(Problem description): Repeat every line below exactly as it reads.

# start of Extracted information

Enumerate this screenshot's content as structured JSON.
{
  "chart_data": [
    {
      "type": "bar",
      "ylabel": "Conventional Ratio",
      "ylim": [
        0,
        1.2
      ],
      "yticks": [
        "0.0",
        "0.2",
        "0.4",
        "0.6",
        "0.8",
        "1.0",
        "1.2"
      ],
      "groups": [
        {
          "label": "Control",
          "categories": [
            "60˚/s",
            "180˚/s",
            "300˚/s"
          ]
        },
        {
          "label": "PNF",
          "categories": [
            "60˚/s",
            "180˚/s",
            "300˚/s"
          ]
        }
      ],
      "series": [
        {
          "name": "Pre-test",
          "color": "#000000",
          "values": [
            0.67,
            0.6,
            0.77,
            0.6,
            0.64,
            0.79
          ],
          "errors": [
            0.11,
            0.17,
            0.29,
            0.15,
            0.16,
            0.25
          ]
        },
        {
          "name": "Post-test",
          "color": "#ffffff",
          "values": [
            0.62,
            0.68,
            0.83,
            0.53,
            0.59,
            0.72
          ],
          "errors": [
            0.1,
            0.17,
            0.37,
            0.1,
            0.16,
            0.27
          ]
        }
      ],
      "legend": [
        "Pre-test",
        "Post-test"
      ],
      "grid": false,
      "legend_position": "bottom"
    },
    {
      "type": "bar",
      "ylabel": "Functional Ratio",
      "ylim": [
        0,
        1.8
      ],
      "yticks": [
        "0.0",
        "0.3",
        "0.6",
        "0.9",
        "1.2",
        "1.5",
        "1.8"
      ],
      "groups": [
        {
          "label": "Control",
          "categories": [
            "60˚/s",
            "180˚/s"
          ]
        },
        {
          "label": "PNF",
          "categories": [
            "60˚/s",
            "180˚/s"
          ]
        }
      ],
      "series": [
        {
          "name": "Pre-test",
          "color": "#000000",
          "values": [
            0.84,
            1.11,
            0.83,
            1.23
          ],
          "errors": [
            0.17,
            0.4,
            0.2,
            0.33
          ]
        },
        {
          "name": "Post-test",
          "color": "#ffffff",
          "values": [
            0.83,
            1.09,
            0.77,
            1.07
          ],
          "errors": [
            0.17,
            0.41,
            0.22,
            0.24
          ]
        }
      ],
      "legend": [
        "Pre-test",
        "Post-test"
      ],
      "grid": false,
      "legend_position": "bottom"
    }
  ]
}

# end of Extracted information

(Response below):
Enumerate this screenshot's content as structured JSON.
{
  "chart_data": [
    {
      "type": "bar",
      "ylabel": "Conventional Ratio",
      "ylim": [
        0,
        1.2
      ],
      "yticks": [
        "0.0",
        "0.2",
        "0.4",
        "0.6",
        "0.8",
        "1.0",
        "1.2"
      ],
      "groups": [
        {
          "label": "Control",
          "categories": [
            "60˚/s",
            "180˚/s",
            "300˚/s"
          ]
        },
        {
          "label": "PNF",
          "categories": [
            "60˚/s",
            "180˚/s",
            "300˚/s"
          ]
        }
      ],
      "series": [
        {
          "name": "Pre-test",
          "color": "#000000",
          "values": [
            0.67,
            0.6,
            0.77,
            0.6,
            0.64,
            0.79
          ],
          "errors": [
            0.11,
            0.17,
            0.29,
            0.15,
            0.16,
            0.25
          ]
        },
        {
          "name": "Post-test",
          "color": "#ffffff",
          "values": [
            0.62,
            0.68,
            0.83,
            0.53,
            0.59,
            0.72
          ],
          "errors": [
            0.1,
            0.17,
            0.37,
            0.1,
            0.16,
            0.27
          ]
        }
      ],
      "legend": [
        "Pre-test",
        "Post-test"
      ],
      "grid": false,
      "legend_position": "bottom"
    },
    {
      "type": "bar",
      "ylabel": "Functional Ratio",
      "ylim": [
        0,
        1.8
      ],
      "yticks": [
        "0.0",
        "0.3",
        "0.6",
        "0.9",
        "1.2",
        "1.5",
        "1.8"
      ],
      "groups": [
        {
          "label": "Control",
          "categories": [
            "60˚/s",
            "180˚/s"
          ]
        },
        {
          "label": "PNF",
          "categories": [
            "60˚/s",
            "180˚/s"
          ]
        }
      ],
      "series": [
        {
          "name": "Pre-test",
          "color": "#000000",
          "values": [
            0.84,
            1.11,
            0.83,
            1.23
          ],
          "errors": [
            0.17,
            0.4,
            0.2,
            0.33
          ]
        },
        {
          "name": "Post-test",
          "color": "#ffffff",
          "values": [
            0.83,
            1.09,
            0.77,
            1.07
          ],
          "errors": [
            0.17,
            0.41,
            0.22,
            0.24
          ]
        }
      ],
      "legend": [
        "Pre-test",
        "Post-test"
      ],
      "grid": false,
      "legend_position": "bottom"
    }
  ]
}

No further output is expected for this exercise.